Look through the lines below and extract each one that contains "Dollar".

==== INPUT

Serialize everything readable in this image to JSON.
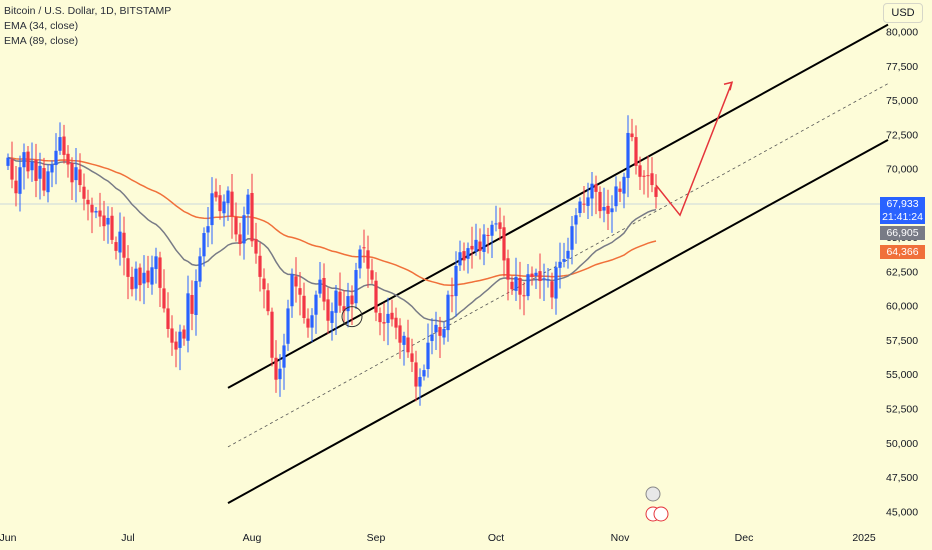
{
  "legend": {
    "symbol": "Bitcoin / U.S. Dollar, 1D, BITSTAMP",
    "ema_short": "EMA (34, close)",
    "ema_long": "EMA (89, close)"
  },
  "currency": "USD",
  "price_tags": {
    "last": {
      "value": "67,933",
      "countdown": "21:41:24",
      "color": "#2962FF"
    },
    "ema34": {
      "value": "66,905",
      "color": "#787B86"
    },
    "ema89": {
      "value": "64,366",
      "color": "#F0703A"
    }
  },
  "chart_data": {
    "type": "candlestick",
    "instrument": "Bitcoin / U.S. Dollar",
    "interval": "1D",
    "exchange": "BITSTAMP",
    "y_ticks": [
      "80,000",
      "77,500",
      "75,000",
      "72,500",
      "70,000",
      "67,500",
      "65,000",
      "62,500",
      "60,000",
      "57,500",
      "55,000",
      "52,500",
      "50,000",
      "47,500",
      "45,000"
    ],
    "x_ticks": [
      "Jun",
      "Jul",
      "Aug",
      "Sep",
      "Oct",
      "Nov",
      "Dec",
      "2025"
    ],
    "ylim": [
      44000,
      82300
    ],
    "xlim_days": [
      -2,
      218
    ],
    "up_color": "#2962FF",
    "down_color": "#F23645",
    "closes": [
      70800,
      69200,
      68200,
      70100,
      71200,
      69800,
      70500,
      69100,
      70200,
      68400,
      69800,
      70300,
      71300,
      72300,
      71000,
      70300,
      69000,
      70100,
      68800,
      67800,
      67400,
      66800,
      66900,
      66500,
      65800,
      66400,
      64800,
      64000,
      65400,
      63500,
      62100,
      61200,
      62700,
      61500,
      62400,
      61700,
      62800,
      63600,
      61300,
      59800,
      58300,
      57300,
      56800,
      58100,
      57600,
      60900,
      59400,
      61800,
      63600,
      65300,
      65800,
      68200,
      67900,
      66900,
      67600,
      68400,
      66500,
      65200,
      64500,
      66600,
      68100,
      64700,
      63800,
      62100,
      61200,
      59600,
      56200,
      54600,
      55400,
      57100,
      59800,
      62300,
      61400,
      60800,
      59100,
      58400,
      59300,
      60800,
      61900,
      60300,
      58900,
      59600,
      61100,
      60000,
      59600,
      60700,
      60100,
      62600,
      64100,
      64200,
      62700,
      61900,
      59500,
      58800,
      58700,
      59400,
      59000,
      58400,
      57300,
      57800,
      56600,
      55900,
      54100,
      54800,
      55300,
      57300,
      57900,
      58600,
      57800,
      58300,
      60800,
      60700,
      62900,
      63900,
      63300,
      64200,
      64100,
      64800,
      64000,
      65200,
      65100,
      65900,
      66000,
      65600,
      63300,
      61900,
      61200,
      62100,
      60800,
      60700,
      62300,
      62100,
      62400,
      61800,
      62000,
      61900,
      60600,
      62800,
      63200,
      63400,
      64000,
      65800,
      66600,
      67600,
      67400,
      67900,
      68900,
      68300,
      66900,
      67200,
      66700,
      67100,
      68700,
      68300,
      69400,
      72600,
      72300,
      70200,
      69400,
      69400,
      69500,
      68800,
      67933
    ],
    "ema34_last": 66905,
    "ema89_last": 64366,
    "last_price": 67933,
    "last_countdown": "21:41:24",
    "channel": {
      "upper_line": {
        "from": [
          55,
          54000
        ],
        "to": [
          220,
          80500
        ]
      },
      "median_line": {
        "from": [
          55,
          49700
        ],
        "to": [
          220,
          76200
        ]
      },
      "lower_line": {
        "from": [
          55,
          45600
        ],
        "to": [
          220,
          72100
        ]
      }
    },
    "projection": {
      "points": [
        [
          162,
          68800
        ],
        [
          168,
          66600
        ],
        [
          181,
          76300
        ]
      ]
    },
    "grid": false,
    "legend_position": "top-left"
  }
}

========
==== INPUT

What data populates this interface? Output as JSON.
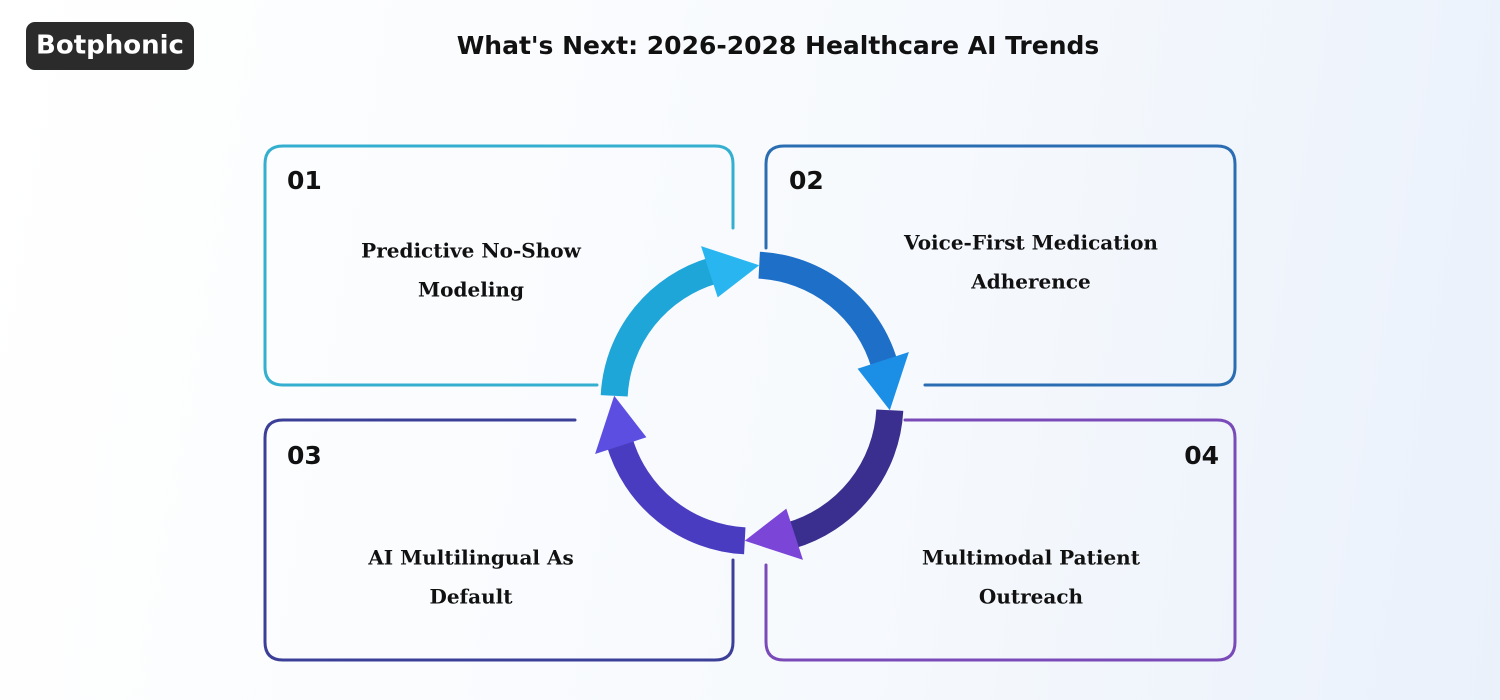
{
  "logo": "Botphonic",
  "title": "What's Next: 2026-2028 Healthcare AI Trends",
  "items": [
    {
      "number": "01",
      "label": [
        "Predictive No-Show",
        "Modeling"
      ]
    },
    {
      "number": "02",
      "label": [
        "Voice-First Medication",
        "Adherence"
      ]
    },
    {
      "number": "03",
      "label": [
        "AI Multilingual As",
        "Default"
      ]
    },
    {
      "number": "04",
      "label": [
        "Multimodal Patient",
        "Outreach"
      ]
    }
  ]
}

========
==== INPUT

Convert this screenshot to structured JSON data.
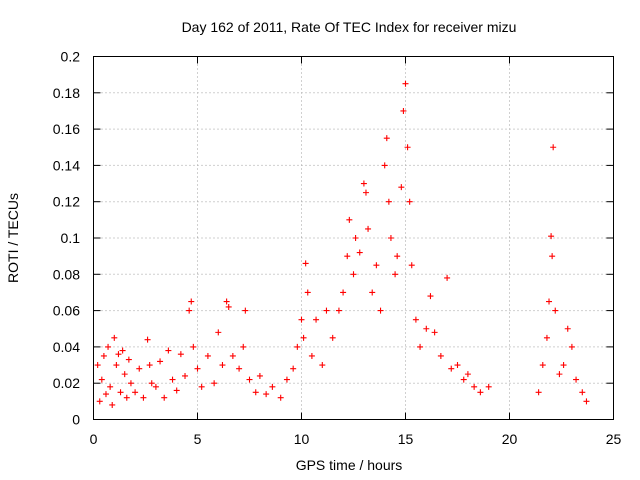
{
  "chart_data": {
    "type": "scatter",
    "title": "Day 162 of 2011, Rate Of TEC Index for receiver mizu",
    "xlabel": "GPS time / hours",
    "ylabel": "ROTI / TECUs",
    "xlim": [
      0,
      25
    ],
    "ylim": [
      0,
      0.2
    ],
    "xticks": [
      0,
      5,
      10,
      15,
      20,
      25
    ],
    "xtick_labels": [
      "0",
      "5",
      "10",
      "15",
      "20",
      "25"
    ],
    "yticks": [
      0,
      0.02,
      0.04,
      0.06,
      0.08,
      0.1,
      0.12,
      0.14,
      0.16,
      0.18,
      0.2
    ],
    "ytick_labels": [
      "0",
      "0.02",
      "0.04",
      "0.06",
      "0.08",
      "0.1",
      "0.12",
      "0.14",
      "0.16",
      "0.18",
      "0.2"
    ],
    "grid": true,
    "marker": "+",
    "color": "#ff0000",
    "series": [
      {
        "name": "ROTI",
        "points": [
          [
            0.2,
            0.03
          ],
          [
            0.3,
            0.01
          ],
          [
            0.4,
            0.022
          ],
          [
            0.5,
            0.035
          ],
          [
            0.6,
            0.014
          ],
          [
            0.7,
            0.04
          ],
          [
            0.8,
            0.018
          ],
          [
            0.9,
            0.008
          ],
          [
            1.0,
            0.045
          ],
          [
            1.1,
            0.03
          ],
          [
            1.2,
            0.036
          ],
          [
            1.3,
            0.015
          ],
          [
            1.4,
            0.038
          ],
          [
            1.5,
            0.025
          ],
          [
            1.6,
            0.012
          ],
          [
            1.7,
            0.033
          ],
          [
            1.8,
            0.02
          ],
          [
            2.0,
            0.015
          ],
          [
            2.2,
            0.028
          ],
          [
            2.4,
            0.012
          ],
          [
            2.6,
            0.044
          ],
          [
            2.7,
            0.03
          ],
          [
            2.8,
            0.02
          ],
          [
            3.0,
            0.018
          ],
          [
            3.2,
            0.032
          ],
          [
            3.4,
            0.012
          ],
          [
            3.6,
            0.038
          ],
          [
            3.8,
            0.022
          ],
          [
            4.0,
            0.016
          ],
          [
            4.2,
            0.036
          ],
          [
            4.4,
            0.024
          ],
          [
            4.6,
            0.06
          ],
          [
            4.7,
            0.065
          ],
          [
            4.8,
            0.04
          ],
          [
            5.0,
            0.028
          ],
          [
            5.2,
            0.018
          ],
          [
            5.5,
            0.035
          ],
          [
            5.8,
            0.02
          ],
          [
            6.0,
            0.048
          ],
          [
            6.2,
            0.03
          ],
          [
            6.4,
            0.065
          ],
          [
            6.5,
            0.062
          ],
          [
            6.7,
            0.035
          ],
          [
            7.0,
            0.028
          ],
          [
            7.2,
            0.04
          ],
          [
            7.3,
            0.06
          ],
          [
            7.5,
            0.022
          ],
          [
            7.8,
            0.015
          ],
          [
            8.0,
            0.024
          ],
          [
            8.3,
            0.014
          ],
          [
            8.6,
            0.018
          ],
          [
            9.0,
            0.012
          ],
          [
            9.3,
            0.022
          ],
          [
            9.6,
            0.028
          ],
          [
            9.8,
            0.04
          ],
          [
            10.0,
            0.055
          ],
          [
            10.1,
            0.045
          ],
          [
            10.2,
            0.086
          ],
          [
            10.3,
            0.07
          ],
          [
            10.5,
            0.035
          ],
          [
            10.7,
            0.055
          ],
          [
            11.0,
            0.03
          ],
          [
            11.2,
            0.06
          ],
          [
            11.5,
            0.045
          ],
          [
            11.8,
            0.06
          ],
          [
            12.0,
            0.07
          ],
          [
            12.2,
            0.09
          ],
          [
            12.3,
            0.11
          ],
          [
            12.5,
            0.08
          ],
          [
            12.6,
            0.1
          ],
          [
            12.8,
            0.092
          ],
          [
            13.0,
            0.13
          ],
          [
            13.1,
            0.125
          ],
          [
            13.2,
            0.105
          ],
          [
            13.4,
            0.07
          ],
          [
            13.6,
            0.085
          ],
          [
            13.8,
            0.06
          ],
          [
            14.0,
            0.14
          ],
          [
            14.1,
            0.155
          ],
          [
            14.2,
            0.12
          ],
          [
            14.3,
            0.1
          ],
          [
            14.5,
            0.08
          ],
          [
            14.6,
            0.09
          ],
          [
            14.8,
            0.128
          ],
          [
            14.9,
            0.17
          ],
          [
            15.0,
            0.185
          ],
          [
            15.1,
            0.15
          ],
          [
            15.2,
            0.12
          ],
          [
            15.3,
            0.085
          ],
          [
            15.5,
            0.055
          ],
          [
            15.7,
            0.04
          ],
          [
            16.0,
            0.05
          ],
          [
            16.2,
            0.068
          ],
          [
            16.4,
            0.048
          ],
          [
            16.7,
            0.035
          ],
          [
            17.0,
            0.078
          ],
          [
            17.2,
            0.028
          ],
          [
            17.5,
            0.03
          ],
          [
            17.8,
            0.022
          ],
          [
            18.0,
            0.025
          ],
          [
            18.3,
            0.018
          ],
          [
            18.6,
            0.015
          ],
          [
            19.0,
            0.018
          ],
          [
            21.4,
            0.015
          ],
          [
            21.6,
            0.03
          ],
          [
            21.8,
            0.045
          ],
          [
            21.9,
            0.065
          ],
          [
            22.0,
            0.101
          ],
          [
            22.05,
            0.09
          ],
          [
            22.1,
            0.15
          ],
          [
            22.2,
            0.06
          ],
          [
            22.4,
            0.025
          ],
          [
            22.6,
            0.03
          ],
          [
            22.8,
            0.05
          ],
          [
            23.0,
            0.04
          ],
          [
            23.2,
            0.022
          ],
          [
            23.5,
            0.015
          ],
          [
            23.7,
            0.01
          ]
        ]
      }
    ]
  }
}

========

WRITTEN ANSWER -
    "symbol": "Bitcoin / U.S. Dollar, 1D, BITSTAMP",
    "instrument": "Bitcoin / U.S. Dollar",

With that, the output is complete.